Dataset records –

[Begin]

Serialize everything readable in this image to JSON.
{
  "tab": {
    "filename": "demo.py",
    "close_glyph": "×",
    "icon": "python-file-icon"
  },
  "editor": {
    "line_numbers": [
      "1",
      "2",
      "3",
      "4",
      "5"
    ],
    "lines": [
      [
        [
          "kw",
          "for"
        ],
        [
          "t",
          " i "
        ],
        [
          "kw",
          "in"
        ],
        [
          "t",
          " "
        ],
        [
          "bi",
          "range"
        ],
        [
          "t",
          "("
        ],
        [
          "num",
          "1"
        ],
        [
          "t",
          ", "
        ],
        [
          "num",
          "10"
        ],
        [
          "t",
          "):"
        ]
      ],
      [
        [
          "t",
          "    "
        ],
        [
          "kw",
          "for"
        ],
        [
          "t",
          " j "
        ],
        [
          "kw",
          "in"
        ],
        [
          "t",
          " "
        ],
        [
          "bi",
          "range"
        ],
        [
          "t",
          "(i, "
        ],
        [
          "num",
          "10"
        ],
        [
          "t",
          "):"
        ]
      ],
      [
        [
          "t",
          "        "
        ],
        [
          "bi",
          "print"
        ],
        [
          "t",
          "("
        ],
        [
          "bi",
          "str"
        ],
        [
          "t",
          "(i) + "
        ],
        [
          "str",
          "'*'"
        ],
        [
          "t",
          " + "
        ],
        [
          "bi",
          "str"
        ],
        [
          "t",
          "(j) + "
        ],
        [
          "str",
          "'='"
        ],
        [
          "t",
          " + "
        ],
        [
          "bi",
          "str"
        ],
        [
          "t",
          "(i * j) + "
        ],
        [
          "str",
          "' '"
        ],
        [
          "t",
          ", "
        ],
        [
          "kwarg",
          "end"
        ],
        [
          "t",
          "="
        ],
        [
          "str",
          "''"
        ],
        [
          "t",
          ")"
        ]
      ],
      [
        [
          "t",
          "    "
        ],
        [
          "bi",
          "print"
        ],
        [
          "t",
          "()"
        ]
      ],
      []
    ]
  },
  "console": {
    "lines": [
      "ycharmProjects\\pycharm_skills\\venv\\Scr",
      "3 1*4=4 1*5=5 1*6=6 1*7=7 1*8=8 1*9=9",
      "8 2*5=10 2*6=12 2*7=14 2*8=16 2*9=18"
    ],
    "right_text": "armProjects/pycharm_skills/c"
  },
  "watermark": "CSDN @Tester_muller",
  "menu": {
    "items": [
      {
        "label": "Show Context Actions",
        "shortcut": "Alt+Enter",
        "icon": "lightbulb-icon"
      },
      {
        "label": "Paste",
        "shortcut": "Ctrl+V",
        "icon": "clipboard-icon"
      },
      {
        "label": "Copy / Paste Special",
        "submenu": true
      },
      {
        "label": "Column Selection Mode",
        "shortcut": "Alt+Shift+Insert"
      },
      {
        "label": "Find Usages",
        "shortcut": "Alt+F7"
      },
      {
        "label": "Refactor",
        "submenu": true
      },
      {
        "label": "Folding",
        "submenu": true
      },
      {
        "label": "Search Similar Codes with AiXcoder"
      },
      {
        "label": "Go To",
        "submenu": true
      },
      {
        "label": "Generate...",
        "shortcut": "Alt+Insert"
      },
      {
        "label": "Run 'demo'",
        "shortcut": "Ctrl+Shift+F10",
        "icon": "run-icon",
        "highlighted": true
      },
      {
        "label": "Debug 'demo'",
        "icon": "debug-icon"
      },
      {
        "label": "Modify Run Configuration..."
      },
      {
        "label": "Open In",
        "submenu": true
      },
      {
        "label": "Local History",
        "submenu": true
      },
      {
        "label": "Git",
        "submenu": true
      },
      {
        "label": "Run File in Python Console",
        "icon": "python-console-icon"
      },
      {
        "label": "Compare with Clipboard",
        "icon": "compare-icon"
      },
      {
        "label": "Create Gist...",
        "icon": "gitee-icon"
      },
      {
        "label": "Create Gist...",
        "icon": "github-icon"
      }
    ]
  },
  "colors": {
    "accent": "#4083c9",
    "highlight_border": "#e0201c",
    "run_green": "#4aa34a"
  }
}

[End]

Task goal –
Copy every line of the listing containing the string "icon".

Result –
    "icon": "python-file-icon"
        "icon": "lightbulb-icon"
        "icon": "clipboard-icon"
        "icon": "run-icon",
        "icon": "debug-icon"
        "icon": "python-console-icon"
        "icon": "compare-icon"
        "icon": "gitee-icon"
        "icon": "github-icon"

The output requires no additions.